• [PROBLEM REQUIREMENTS]
Look through the listing and locate every line containing the word "Georgia"; copy those lines.

• [RECORDS TO USE]
########################################

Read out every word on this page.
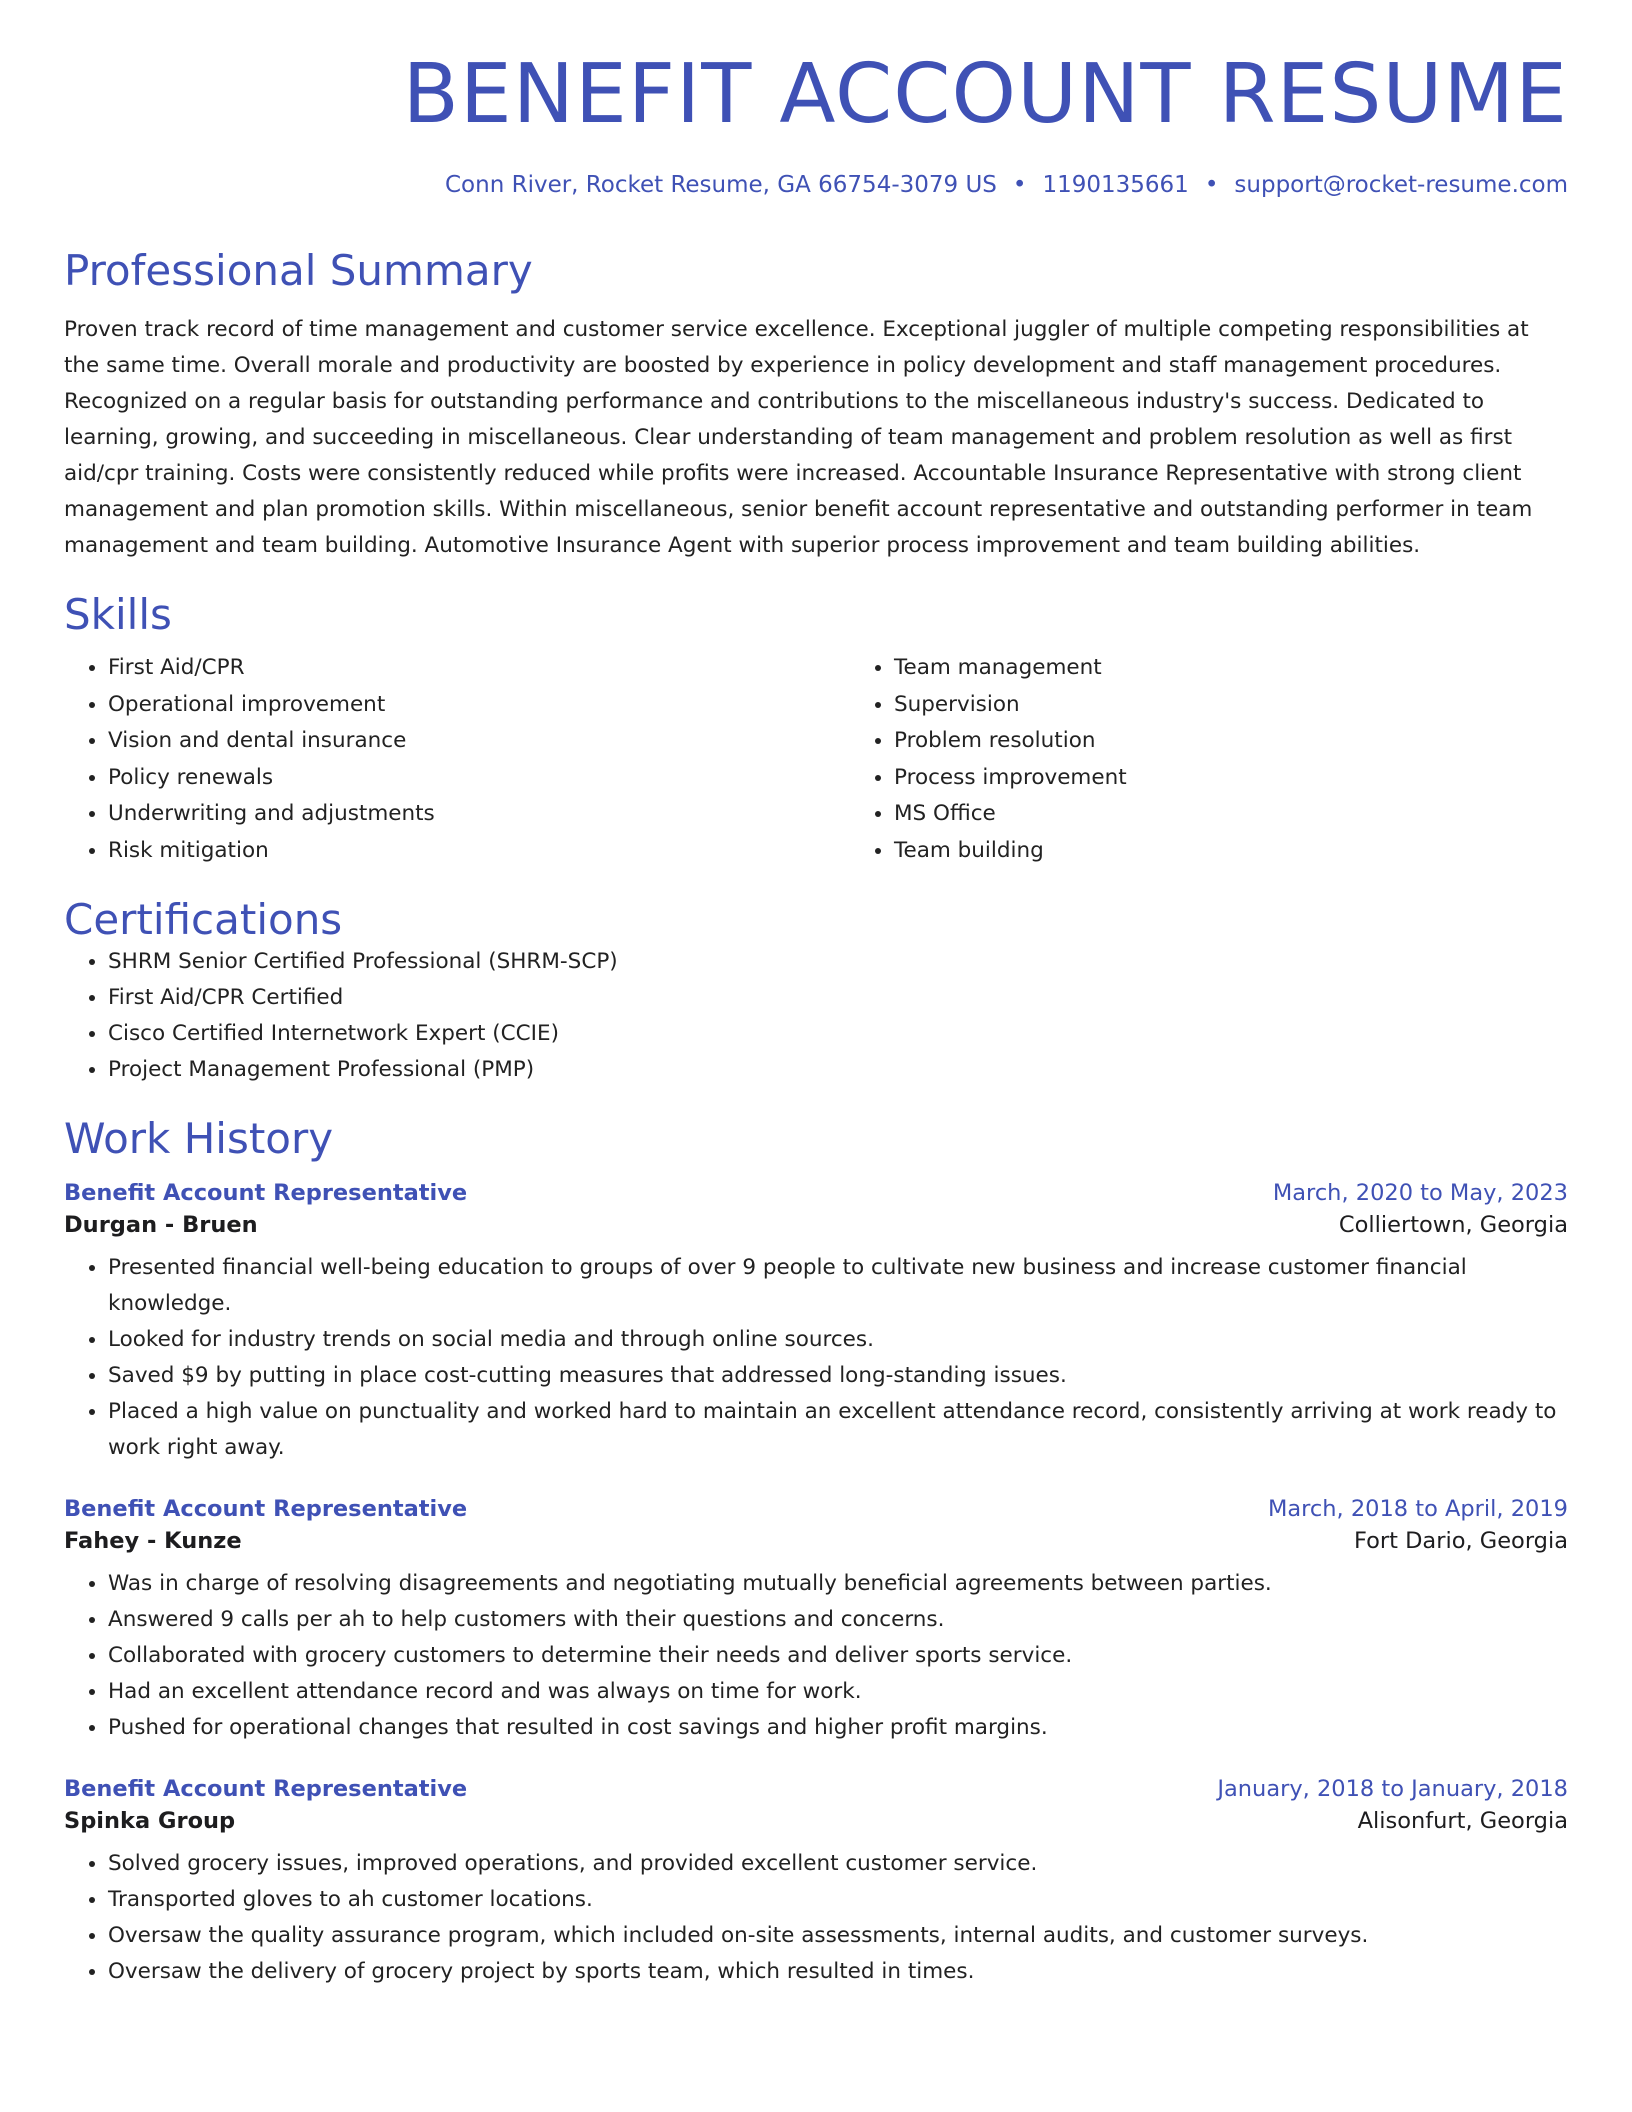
BENEFIT ACCOUNT RESUME
Conn River, Rocket Resume, GA 66754-3079 US • 1190135661 • support@rocket-resume.com
Professional Summary

Proven track record of time management and customer service excellence. Exceptional juggler of multiple competing responsibilities at the same time. Overall morale and productivity are boosted by experience in policy development and staff management procedures. Recognized on a regular basis for outstanding performance and contributions to the miscellaneous industry's success. Dedicated to learning, growing, and succeeding in miscellaneous. Clear understanding of team management and problem resolution as well as first aid/cpr training. Costs were consistently reduced while profits were increased. Accountable Insurance Representative with strong client management and plan promotion skills. Within miscellaneous, senior benefit account representative and outstanding performer in team management and team building. Automotive Insurance Agent with superior process improvement and team building abilities.

Skills
• First Aid/CPR
• Operational improvement
• Vision and dental insurance
• Policy renewals
• Underwriting and adjustments
• Risk mitigation
• Team management
• Supervision
• Problem resolution
• Process improvement
• MS Office
• Team building
Certifications
• SHRM Senior Certified Professional (SHRM-SCP)
• First Aid/CPR Certified
• Cisco Certified Internetwork Expert (CCIE)
• Project Management Professional (PMP)
Work History
Benefit Account Representative	March, 2020 to May, 2023
Durgan - Bruen	Colliertown, Georgia
• Presented financial well-being education to groups of over 9 people to cultivate new business and increase customer financial knowledge.
• Looked for industry trends on social media and through online sources.
• Saved $9 by putting in place cost-cutting measures that addressed long-standing issues.
• Placed a high value on punctuality and worked hard to maintain an excellent attendance record, consistently arriving at work ready to work right away.
Benefit Account Representative	March, 2018 to April, 2019
Fahey - Kunze	Fort Dario, Georgia
• Was in charge of resolving disagreements and negotiating mutually beneficial agreements between parties.
• Answered 9 calls per ah to help customers with their questions and concerns.
• Collaborated with grocery customers to determine their needs and deliver sports service.
• Had an excellent attendance record and was always on time for work.
• Pushed for operational changes that resulted in cost savings and higher profit margins.
Benefit Account Representative	January, 2018 to January, 2018
Spinka Group	Alisonfurt, Georgia
• Solved grocery issues, improved operations, and provided excellent customer service.
• Transported gloves to ah customer locations.
• Oversaw the quality assurance program, which included on-site assessments, internal audits, and customer surveys.
• Oversaw the delivery of grocery project by sports team, which resulted in times.
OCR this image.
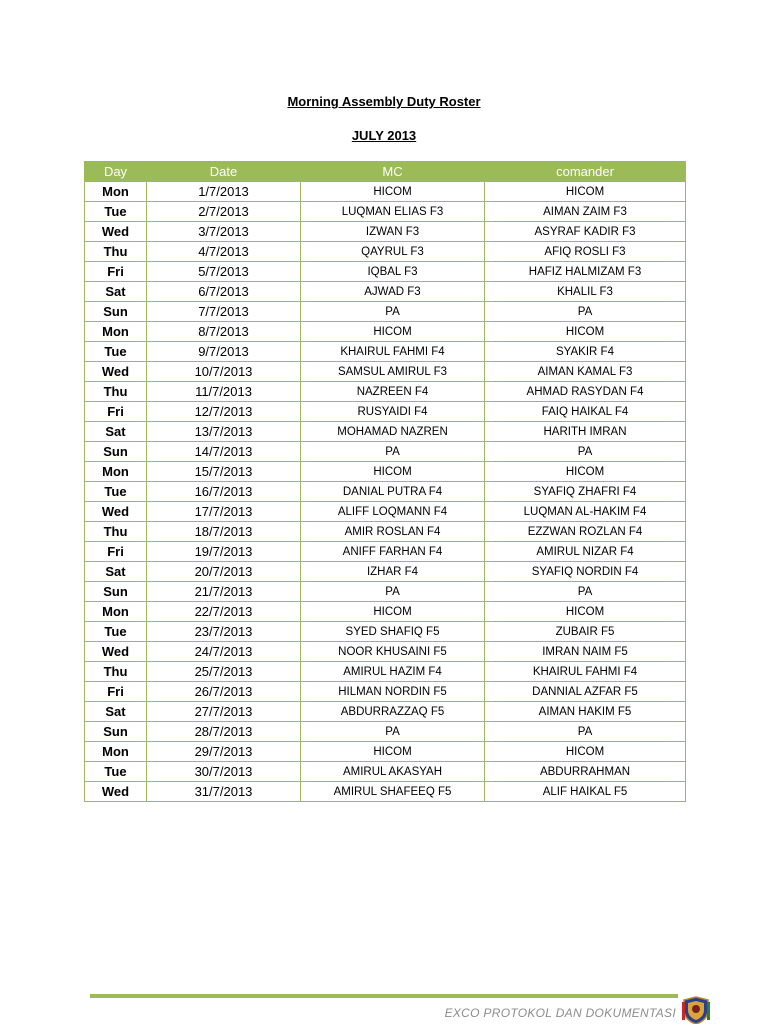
Morning Assembly Duty Roster
JULY 2013
Day	Date	MC	comander
Mon	1/7/2013	HICOM	HICOM
Tue	2/7/2013	LUQMAN ELIAS F3	AIMAN ZAIM F3
Wed	3/7/2013	IZWAN F3	ASYRAF KADIR F3
Thu	4/7/2013	QAYRUL F3	AFIQ ROSLI F3
Fri	5/7/2013	IQBAL F3	HAFIZ HALMIZAM F3
Sat	6/7/2013	AJWAD F3	KHALIL F3
Sun	7/7/2013	PA	PA
Mon	8/7/2013	HICOM	HICOM
Tue	9/7/2013	KHAIRUL FAHMI F4	SYAKIR F4
Wed	10/7/2013	SAMSUL AMIRUL F3	AIMAN KAMAL F3
Thu	11/7/2013	NAZREEN F4	AHMAD RASYDAN F4
Fri	12/7/2013	RUSYAIDI F4	FAIQ HAIKAL F4
Sat	13/7/2013	MOHAMAD NAZREN	HARITH IMRAN
Sun	14/7/2013	PA	PA
Mon	15/7/2013	HICOM	HICOM
Tue	16/7/2013	DANIAL PUTRA F4	SYAFIQ ZHAFRI F4
Wed	17/7/2013	ALIFF LOQMANN F4	LUQMAN AL-HAKIM F4
Thu	18/7/2013	AMIR ROSLAN F4	EZZWAN ROZLAN F4
Fri	19/7/2013	ANIFF FARHAN F4	AMIRUL NIZAR F4
Sat	20/7/2013	IZHAR F4	SYAFIQ NORDIN F4
Sun	21/7/2013	PA	PA
Mon	22/7/2013	HICOM	HICOM
Tue	23/7/2013	SYED SHAFIQ F5	ZUBAIR F5
Wed	24/7/2013	NOOR KHUSAINI F5	IMRAN NAIM F5
Thu	25/7/2013	AMIRUL HAZIM F4	KHAIRUL FAHMI F4
Fri	26/7/2013	HILMAN NORDIN F5	DANNIAL AZFAR F5
Sat	27/7/2013	ABDURRAZZAQ F5	AIMAN HAKIM F5
Sun	28/7/2013	PA	PA
Mon	29/7/2013	HICOM	HICOM
Tue	30/7/2013	AMIRUL AKASYAH	ABDURRAHMAN
Wed	31/7/2013	AMIRUL SHAFEEQ F5	ALIF HAIKAL F5
EXCO PROTOKOL DAN DOKUMENTASI
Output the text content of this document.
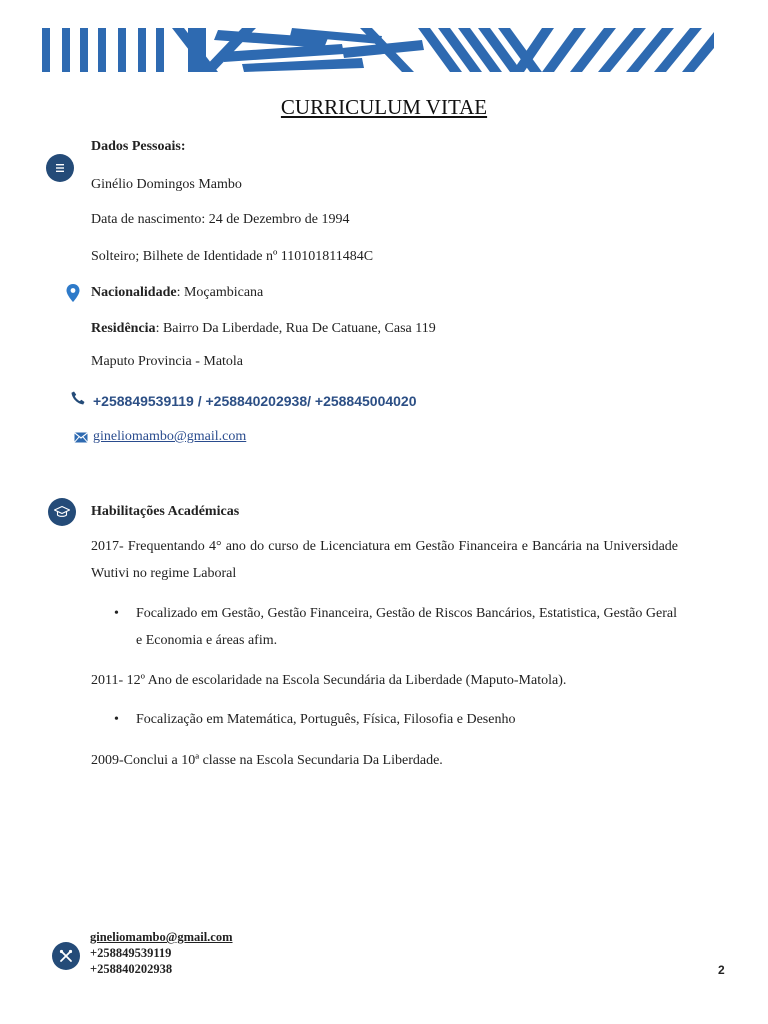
CURRICULUM VITAE
Dados Pessoais:
Ginélio Domingos Mambo
Data de nascimento: 24 de Dezembro de 1994
Solteiro; Bilhete de Identidade nº 110101811484C
Nacionalidade: Moçambicana
Residência: Bairro Da Liberdade, Rua De Catuane, Casa 119
Maputo Provincia - Matola
+258849539119 / +258840202938/ +258845004020
gineliomambo@gmail.com
Habilitações Académicas
2017- Frequentando 4° ano do curso de Licenciatura em Gestão Financeira e Bancária na Universidade Wutivi no regime Laboral
• Focalizado em Gestão, Gestão Financeira, Gestão de Riscos Bancários, Estatistica, Gestão Geral e Economia e áreas afim.
2011- 12º Ano de escolaridade na Escola Secundária da Liberdade (Maputo-Matola).
• Focalização em Matemática, Português, Física, Filosofia e Desenho
2009-Conclui a 10ª classe na Escola Secundaria Da Liberdade.
gineliomambo@gmail.com
+258849539119
+258840202938	2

########################################

• [RESPONSE TO THIS EXERCISE]
Durgan - Bruen	Colliertown, Georgia
Fahey - Kunze	Fort Dario, Georgia
Spinka Group	Alisonfurt, Georgia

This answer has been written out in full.